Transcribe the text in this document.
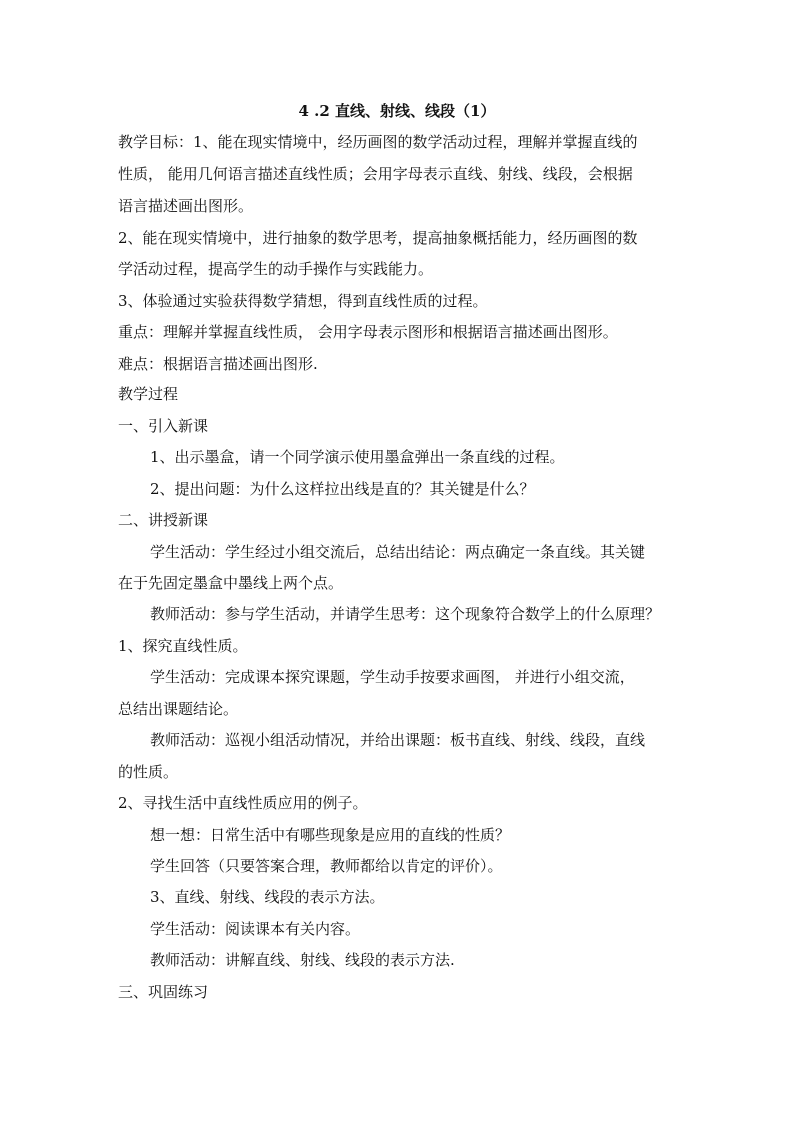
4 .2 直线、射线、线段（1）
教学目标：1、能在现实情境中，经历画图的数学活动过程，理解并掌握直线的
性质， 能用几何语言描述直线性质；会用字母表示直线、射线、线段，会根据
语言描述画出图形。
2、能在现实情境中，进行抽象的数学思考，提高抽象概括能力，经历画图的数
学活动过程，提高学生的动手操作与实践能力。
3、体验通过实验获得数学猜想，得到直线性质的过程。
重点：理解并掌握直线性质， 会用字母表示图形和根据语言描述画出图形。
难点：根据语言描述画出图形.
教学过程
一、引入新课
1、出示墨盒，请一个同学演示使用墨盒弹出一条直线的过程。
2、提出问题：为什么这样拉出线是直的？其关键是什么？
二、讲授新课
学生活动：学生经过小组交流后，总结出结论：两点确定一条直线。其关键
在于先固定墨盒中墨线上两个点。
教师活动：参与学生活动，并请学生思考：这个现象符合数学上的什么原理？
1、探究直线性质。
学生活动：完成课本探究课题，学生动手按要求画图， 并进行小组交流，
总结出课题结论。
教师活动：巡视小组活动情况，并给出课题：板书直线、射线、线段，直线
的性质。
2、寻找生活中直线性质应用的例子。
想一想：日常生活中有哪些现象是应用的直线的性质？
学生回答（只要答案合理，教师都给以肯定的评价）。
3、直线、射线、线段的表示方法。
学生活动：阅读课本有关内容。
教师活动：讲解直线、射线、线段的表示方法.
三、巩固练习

##########

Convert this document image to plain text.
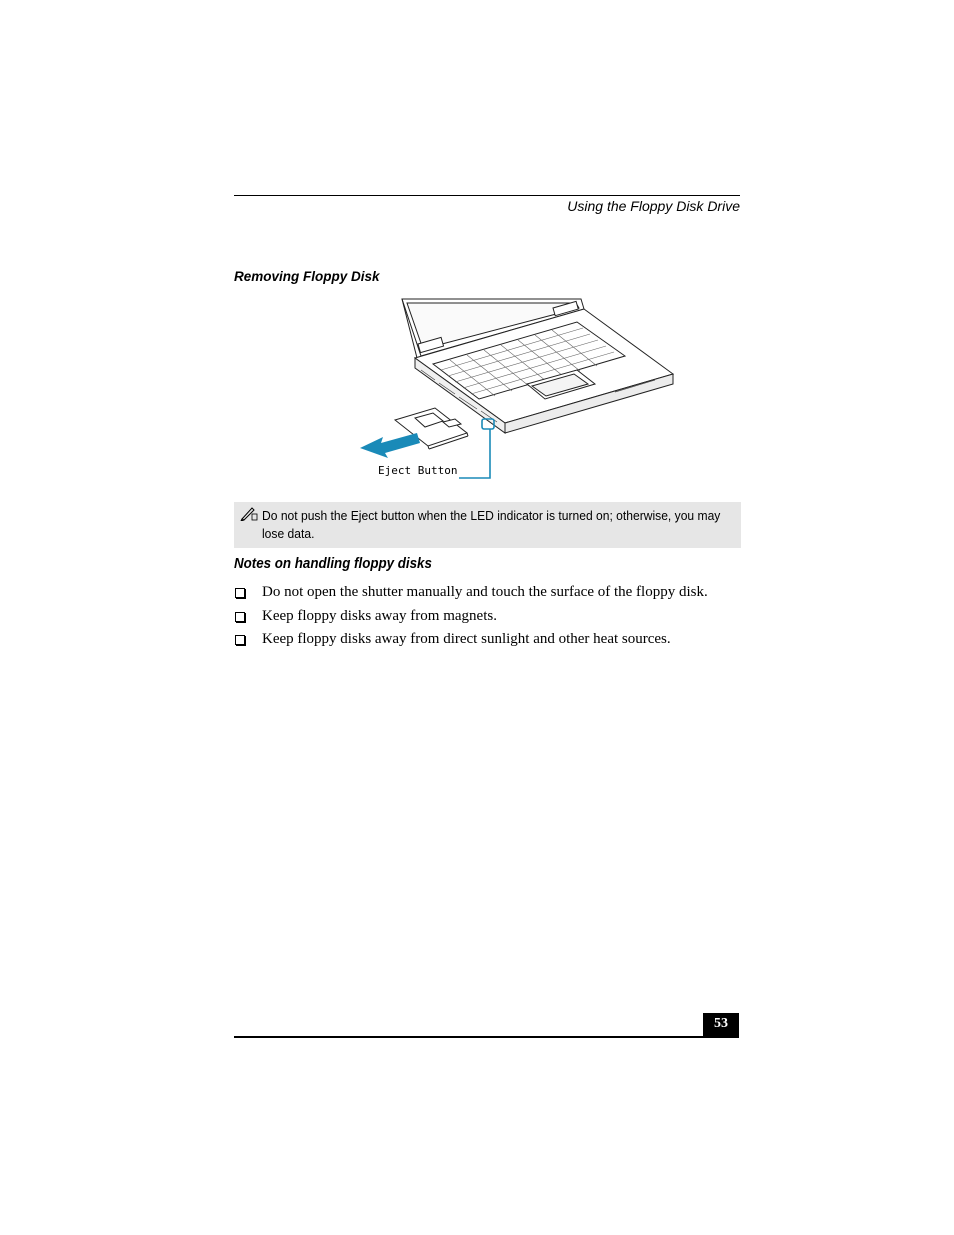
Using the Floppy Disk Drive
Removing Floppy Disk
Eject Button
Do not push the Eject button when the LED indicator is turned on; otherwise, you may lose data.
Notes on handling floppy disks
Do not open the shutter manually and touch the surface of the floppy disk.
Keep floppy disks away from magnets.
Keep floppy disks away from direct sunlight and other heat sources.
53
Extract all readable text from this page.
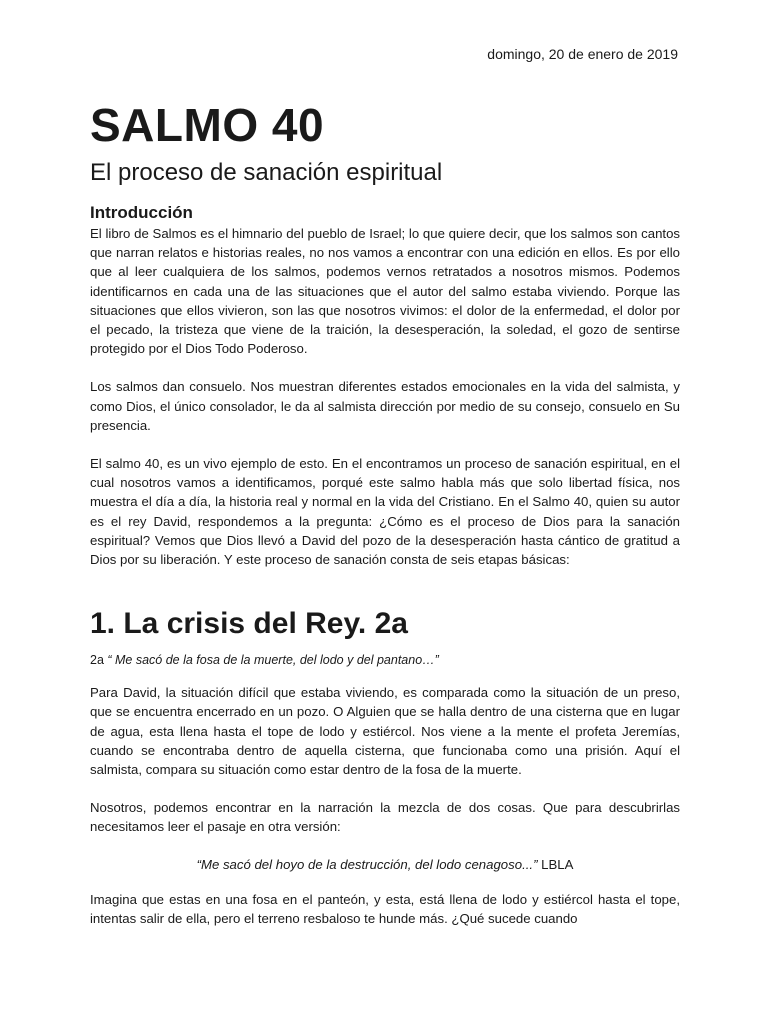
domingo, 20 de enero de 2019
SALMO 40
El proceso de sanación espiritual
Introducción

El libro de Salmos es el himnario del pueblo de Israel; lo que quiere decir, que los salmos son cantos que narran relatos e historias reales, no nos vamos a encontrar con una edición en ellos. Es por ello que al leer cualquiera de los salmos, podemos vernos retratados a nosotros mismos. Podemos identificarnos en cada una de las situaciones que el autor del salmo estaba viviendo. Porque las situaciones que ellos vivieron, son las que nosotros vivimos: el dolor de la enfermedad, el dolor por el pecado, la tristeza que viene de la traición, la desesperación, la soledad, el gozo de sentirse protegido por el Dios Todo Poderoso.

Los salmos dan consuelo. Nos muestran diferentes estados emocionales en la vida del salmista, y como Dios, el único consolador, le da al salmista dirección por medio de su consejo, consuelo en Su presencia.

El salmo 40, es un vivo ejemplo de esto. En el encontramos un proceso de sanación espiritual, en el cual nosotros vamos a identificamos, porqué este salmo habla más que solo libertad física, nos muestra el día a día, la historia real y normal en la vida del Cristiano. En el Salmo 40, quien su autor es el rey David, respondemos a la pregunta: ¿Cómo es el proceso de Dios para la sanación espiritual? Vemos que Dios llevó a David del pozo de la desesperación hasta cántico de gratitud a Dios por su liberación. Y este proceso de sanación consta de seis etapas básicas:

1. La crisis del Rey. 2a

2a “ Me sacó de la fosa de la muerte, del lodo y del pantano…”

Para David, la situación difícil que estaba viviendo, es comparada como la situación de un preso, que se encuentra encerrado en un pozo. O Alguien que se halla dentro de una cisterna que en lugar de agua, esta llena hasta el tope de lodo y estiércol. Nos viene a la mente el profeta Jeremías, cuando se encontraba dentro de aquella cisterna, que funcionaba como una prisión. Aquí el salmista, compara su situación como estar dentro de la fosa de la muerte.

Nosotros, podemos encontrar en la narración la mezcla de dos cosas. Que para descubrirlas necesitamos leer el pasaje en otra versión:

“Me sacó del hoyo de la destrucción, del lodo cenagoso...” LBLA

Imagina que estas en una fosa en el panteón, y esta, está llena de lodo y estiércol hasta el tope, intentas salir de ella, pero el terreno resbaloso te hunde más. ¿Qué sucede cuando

##########

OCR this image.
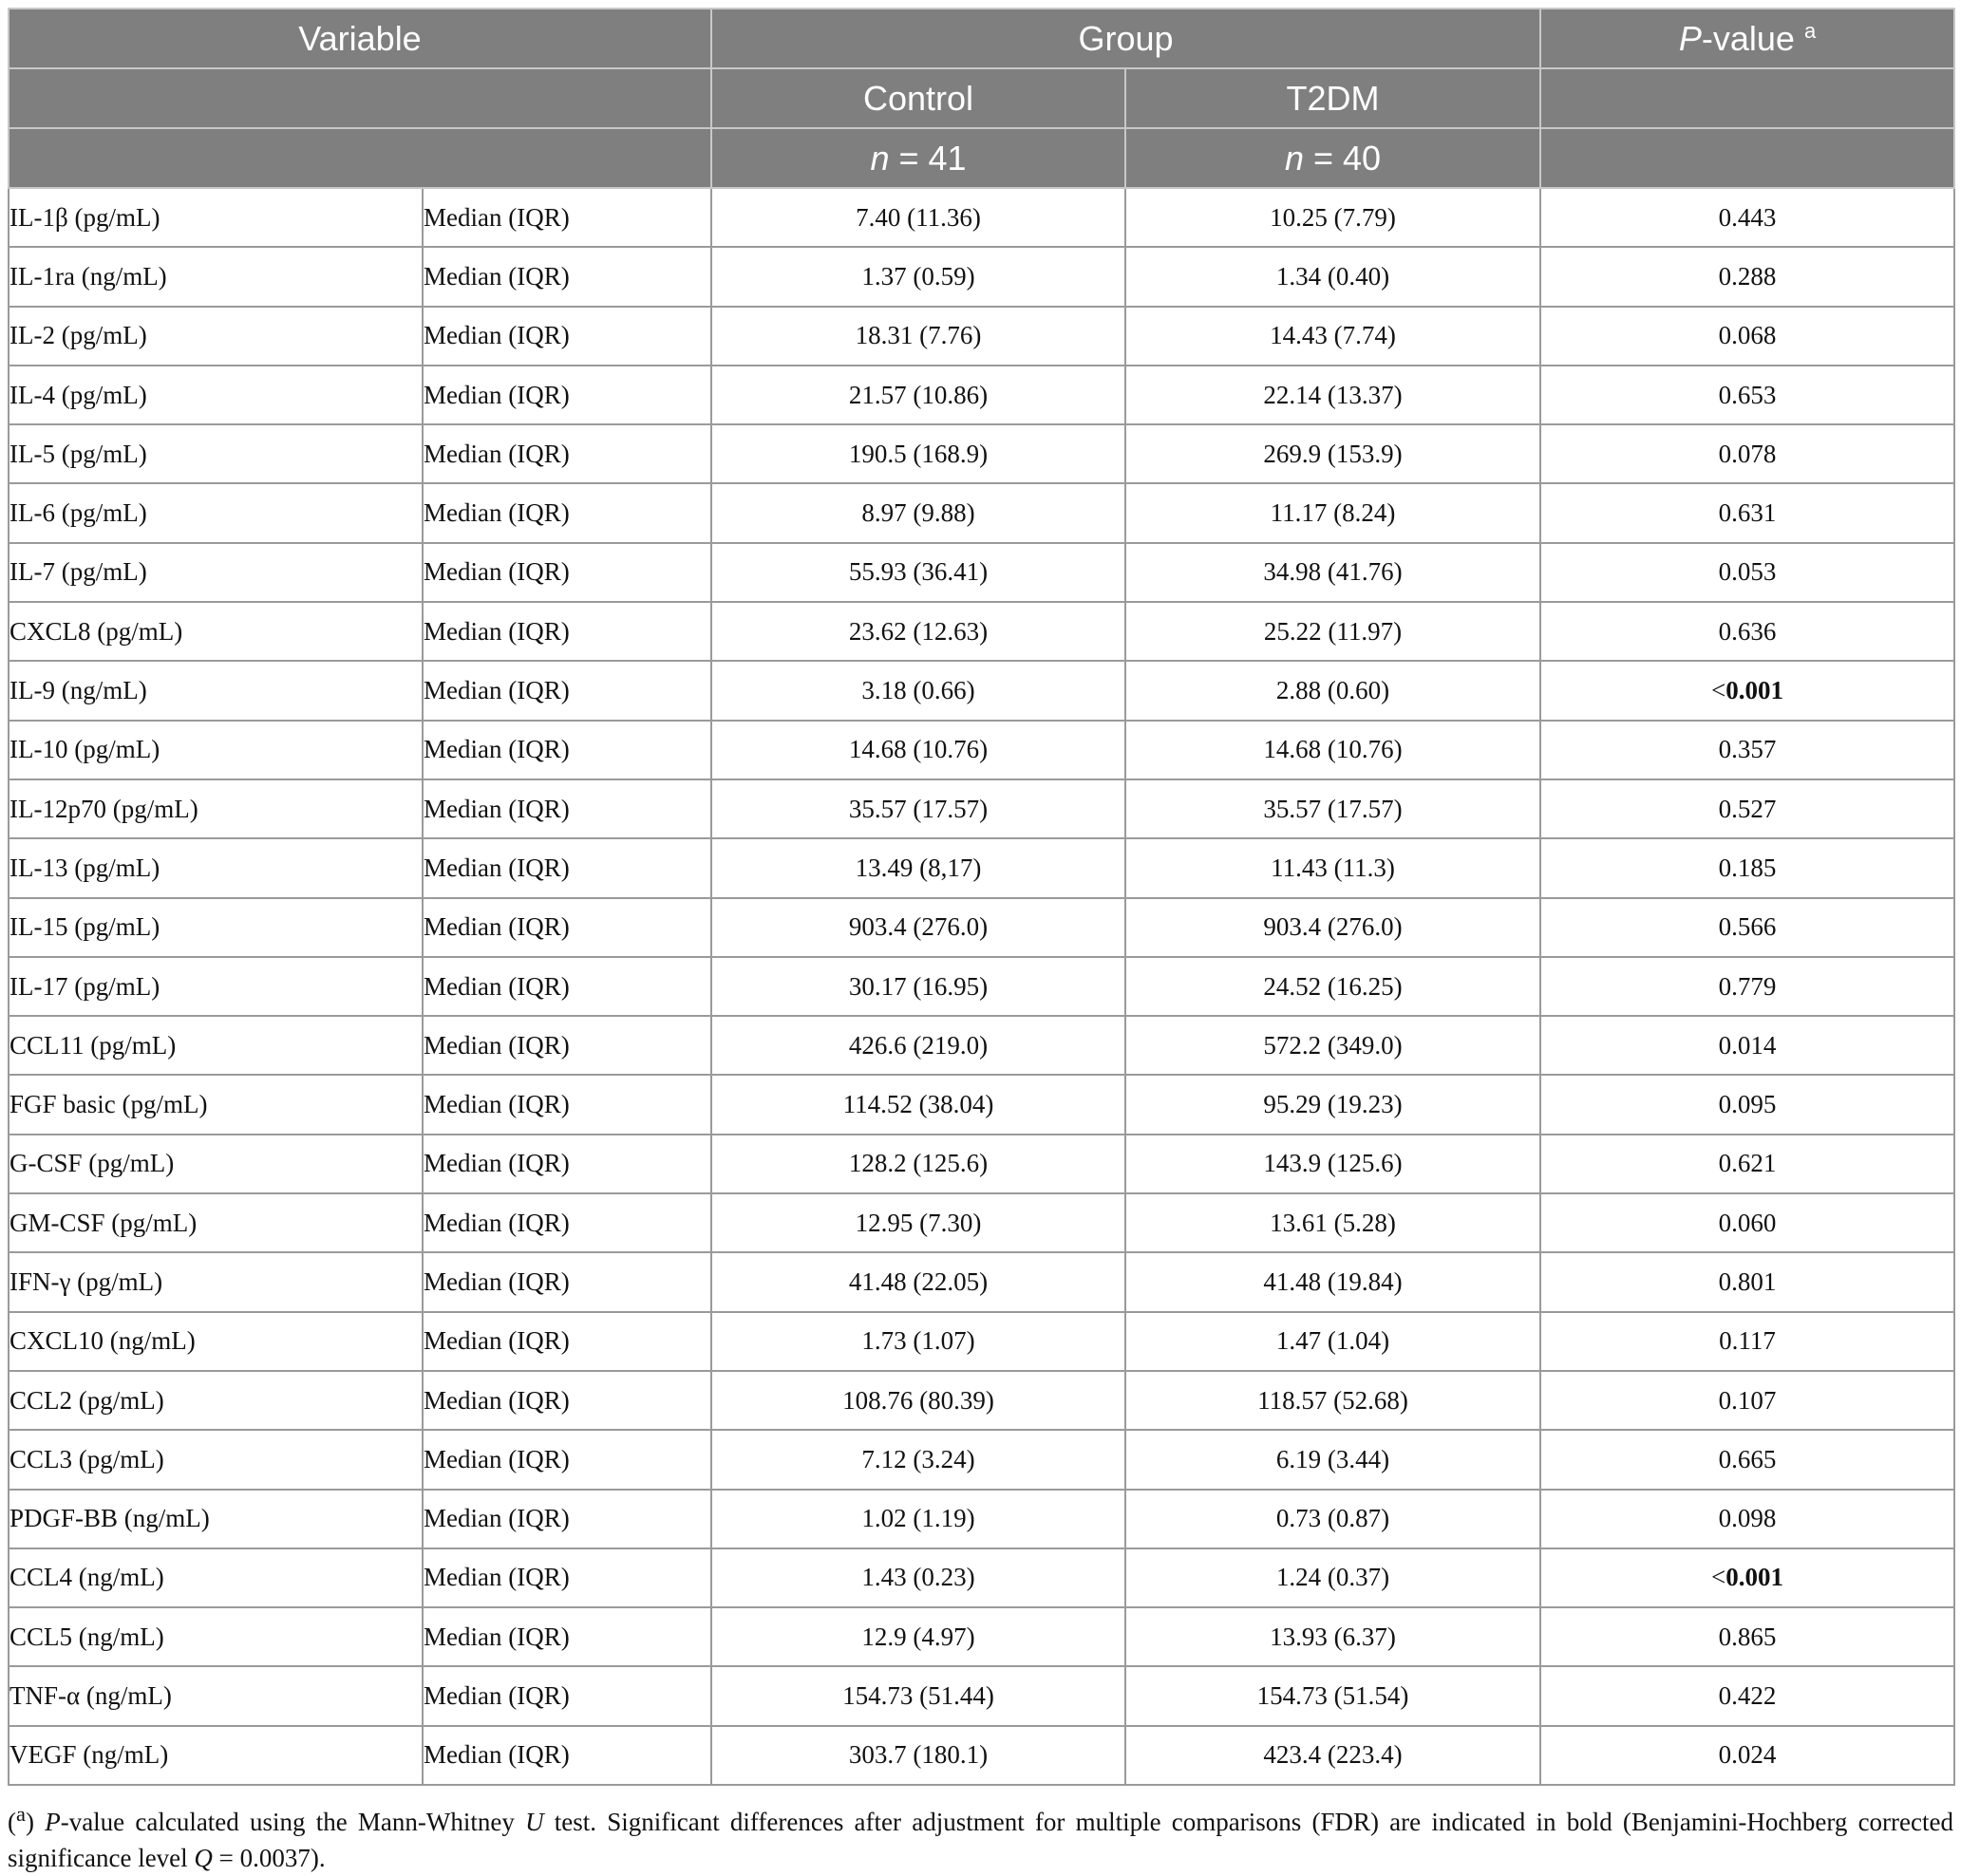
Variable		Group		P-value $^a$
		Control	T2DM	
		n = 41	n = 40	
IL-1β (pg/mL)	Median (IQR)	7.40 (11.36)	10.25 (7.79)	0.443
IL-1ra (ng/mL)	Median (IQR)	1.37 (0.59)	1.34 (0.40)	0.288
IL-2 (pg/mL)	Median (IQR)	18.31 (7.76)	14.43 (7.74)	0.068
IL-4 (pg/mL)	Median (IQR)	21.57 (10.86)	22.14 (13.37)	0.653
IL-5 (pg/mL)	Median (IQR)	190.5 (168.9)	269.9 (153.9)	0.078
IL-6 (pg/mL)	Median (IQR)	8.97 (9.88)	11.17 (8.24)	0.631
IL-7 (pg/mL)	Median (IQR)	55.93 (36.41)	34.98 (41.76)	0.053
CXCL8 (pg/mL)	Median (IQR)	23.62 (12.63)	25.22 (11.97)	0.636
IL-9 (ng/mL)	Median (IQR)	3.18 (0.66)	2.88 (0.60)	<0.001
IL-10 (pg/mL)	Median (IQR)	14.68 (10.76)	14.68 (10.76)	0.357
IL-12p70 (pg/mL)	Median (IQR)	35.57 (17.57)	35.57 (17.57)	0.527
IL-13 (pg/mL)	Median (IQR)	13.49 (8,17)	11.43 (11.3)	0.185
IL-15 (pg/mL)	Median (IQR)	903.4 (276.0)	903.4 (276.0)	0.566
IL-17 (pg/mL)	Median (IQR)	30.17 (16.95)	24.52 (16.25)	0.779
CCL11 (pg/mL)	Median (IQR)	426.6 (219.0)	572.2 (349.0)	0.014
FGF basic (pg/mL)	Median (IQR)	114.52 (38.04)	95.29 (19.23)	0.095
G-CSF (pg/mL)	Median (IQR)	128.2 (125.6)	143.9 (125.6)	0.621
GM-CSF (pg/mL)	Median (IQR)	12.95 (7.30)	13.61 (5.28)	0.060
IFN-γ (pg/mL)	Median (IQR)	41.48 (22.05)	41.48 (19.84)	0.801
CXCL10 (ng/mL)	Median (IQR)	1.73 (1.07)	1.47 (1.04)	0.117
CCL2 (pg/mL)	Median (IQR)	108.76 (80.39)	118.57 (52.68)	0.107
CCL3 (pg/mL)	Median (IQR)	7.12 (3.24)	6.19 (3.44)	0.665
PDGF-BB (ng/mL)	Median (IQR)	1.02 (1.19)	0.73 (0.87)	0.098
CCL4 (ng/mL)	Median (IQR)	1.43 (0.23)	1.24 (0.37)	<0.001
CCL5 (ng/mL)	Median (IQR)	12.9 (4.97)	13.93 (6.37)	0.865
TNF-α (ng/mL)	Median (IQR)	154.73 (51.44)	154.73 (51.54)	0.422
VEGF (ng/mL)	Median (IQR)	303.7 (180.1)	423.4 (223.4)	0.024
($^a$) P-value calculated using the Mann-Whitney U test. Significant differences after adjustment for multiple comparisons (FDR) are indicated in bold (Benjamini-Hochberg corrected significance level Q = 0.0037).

##########

> [Exercise]: Go through the material above and count the lines that contain "from"; answer with the number alone.

> [Written answer]: 3